Write out the full set of records exactly. Any pictures in them do not belong in the copy.

| Materials provided |
__________

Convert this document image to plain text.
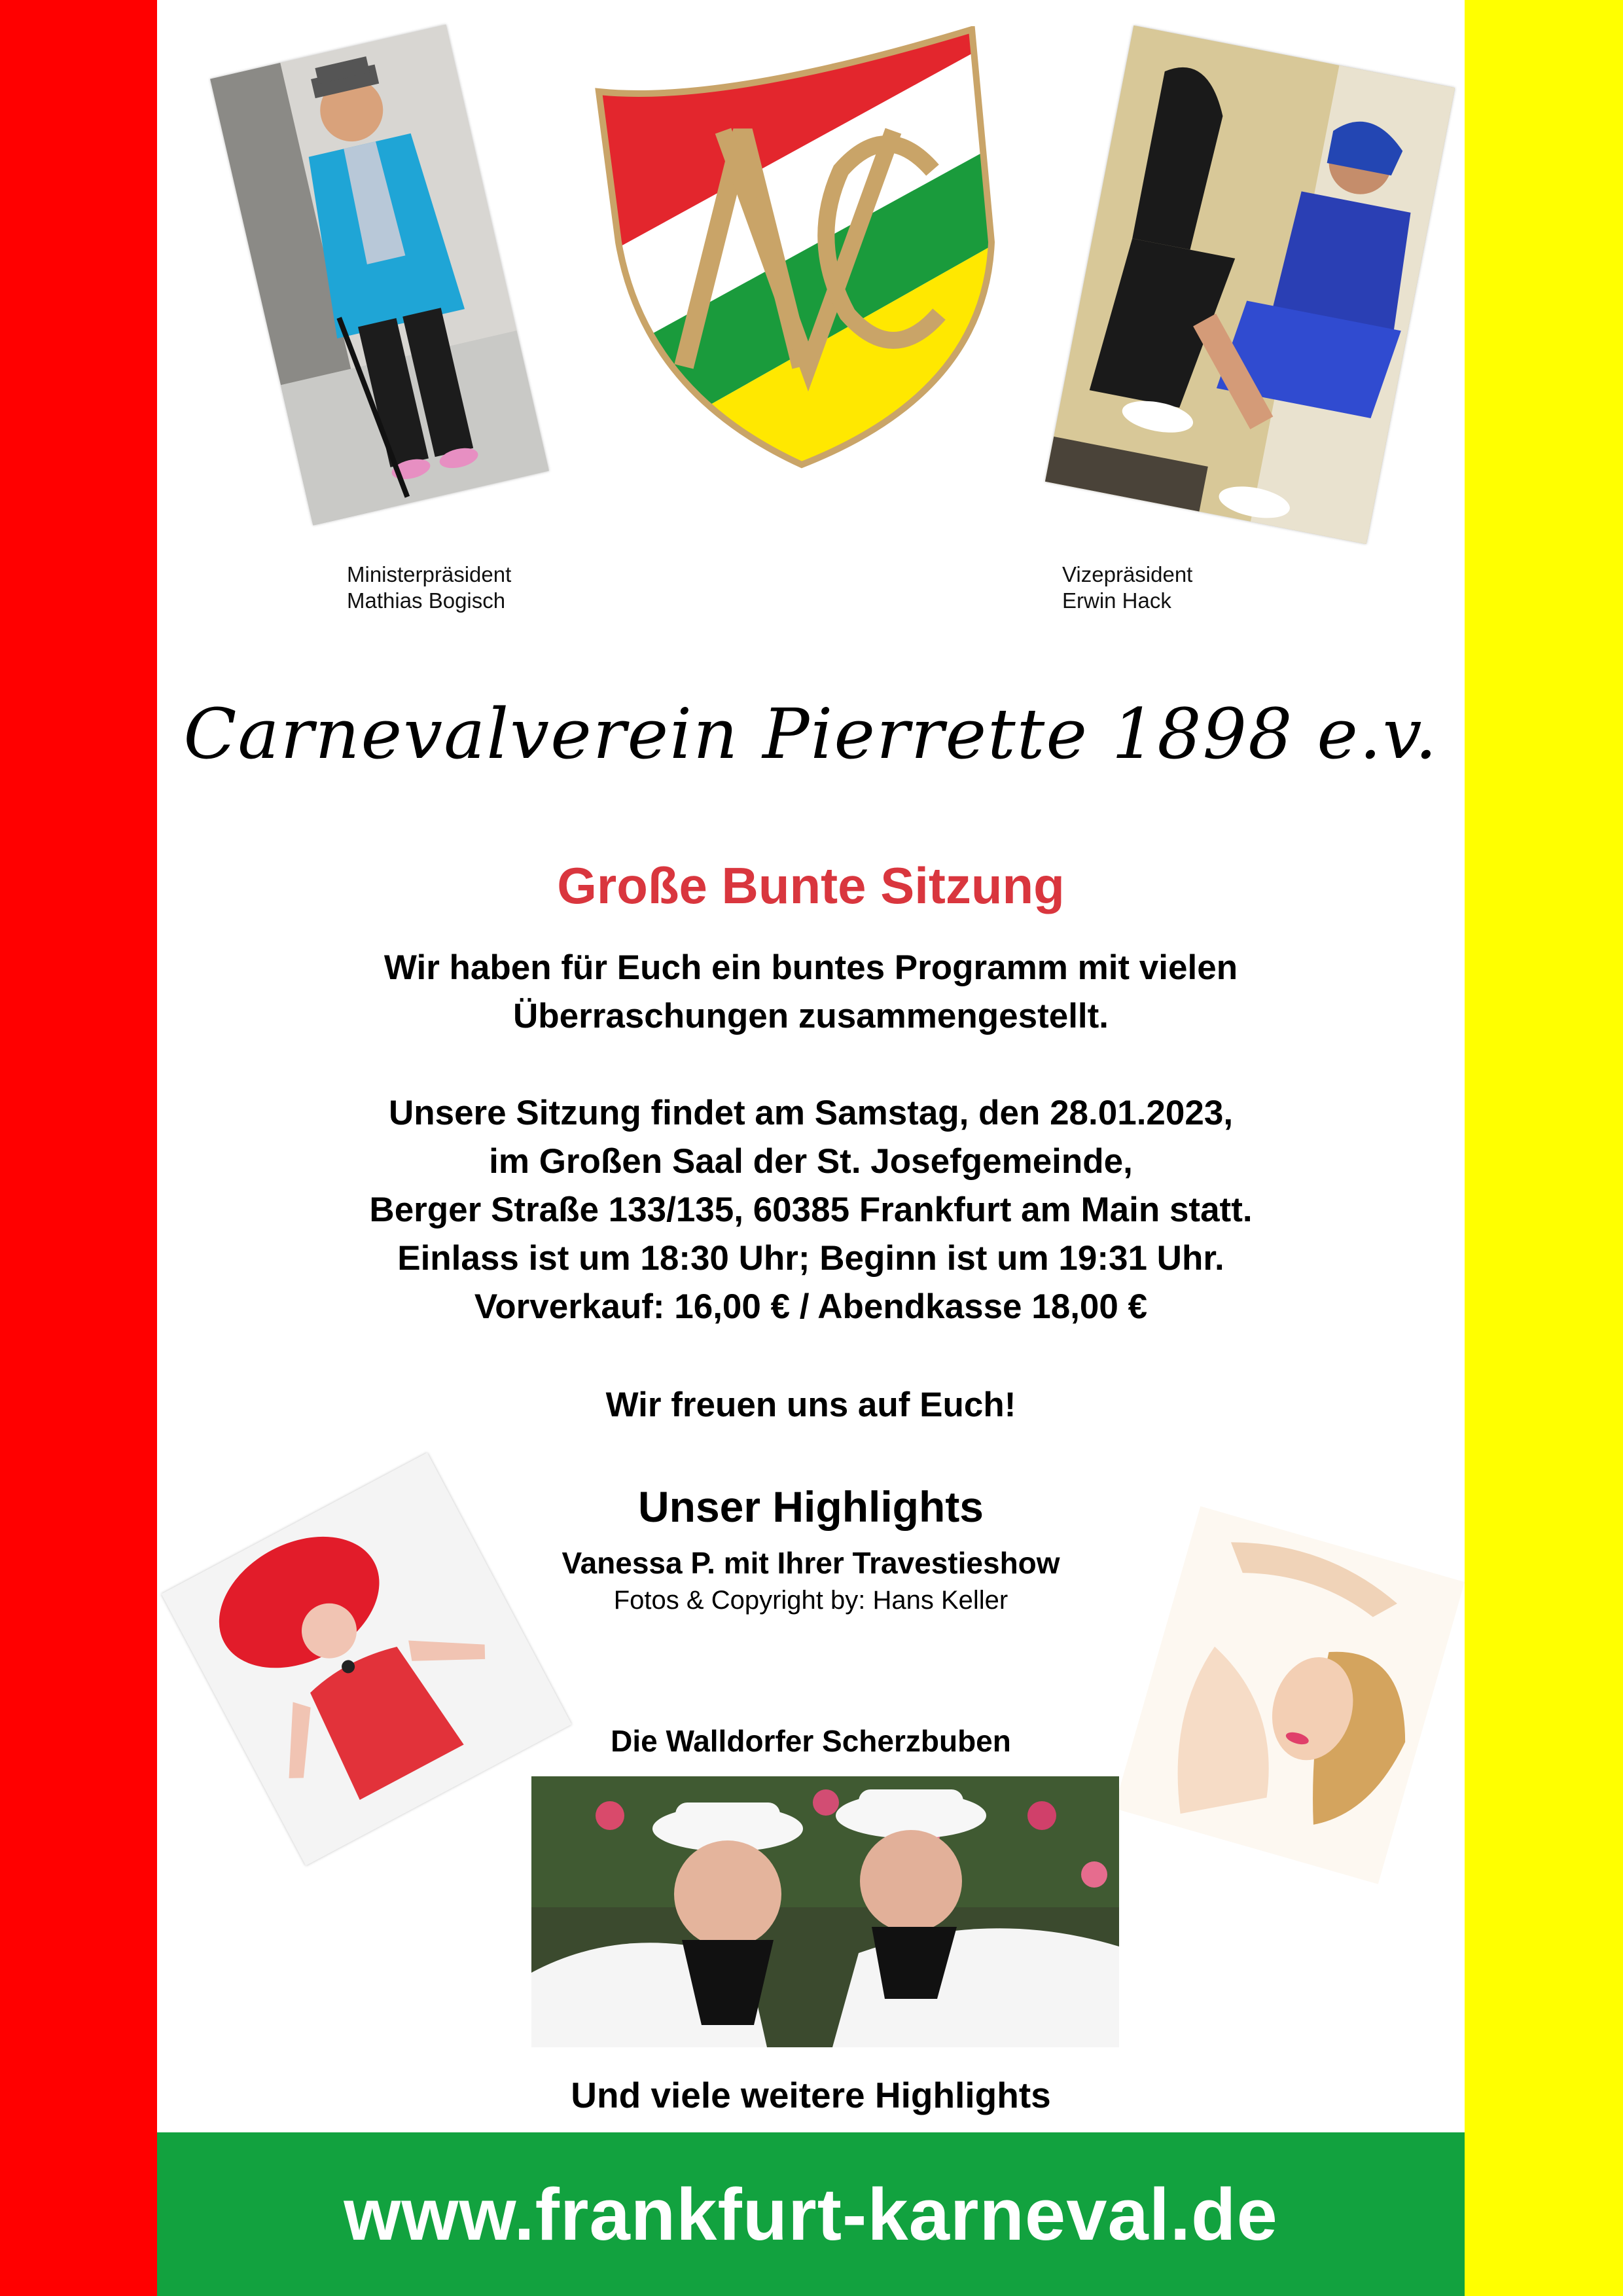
Ministerpräsident
Mathias Bogisch
Vizepräsident
Erwin Hack
Carnevalverein Pierrette 1898 e.v.
Große Bunte Sitzung
Wir haben für Euch ein buntes Programm mit vielen
Überraschungen zusammengestellt.
Unsere Sitzung findet am Samstag, den 28.01.2023,
im Großen Saal der St. Josefgemeinde,
Berger Straße 133/135, 60385 Frankfurt am Main statt.
Einlass ist um 18:30 Uhr; Beginn ist um 19:31 Uhr.
Vorverkauf: 16,00 € / Abendkasse 18,00 €
Wir freuen uns auf Euch!
Unser Highlights
Vanessa P. mit Ihrer Travestieshow
Fotos & Copyright by: Hans Keller
Die Walldorfer Scherzbuben
Und viele weitere Highlights
www.frankfurt-karneval.de
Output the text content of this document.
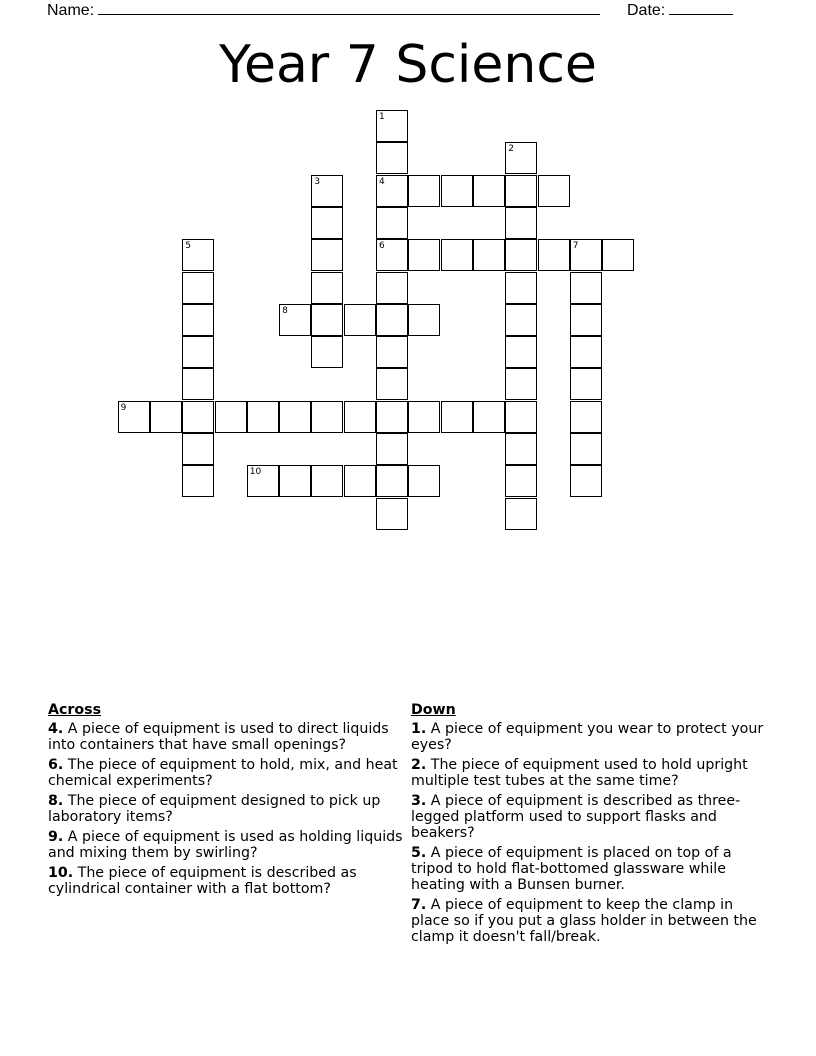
Name:	Date:
Year 7 Science
1
4
6
2
3
5	7
8
9
10
Across
4. A piece of equipment is used to direct liquids into containers that have small openings?
6. The piece of equipment to hold, mix, and heat chemical experiments?
8. The piece of equipment designed to pick up laboratory items?
9. A piece of equipment is used as holding liquids and mixing them by swirling?
10. The piece of equipment is described as cylindrical container with a flat bottom?
Down
1. A piece of equipment you wear to protect your eyes?
2. The piece of equipment used to hold upright multiple test tubes at the same time?
3. A piece of equipment is described as three-legged platform used to support flasks and beakers?
5. A piece of equipment is placed on top of a tripod to hold flat-bottomed glassware while heating with a Bunsen burner.
7. A piece of equipment to keep the clamp in place so if you put a glass holder in between the clamp it doesn't fall/break.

__________

| Task solution |
Convert this document image to plain text.
Ministerpräsident
Mathias Bogisch
Vizepräsident
Erwin Hack
Carnevalverein Pierrette 1898 e.v.
Große Bunte Sitzung
Wir haben für Euch ein buntes Programm mit vielen
Überraschungen zusammengestellt.
Unsere Sitzung findet am Samstag, den 28.01.2023,
im Großen Saal der St. Josefgemeinde,
Berger Straße 133/135, 60385 Frankfurt am Main statt.
Einlass ist um 18:30 Uhr; Beginn ist um 19:31 Uhr.
Vorverkauf: 16,00 € / Abendkasse 18,00 €
Wir freuen uns auf Euch!
Unser Highlights
Vanessa P. mit Ihrer Travestieshow
Fotos & Copyright by: Hans Keller
Die Walldorfer Scherzbuben
Und viele weitere Highlights
www.frankfurt-karneval.de
Output the text content of this document.
Name:	Date:
Year 7 Science
1
4
6
2
3
5	7
8
9
10
Across
4. A piece of equipment is used to direct liquids into containers that have small openings?
6. The piece of equipment to hold, mix, and heat chemical experiments?
8. The piece of equipment designed to pick up laboratory items?
9. A piece of equipment is used as holding liquids and mixing them by swirling?
10. The piece of equipment is described as cylindrical container with a flat bottom?
Down
1. A piece of equipment you wear to protect your eyes?
2. The piece of equipment used to hold upright multiple test tubes at the same time?
3. A piece of equipment is described as three-legged platform used to support flasks and beakers?
5. A piece of equipment is placed on top of a tripod to hold flat-bottomed glassware while heating with a Bunsen burner.
7. A piece of equipment to keep the clamp in place so if you put a glass holder in between the clamp it doesn't fall/break.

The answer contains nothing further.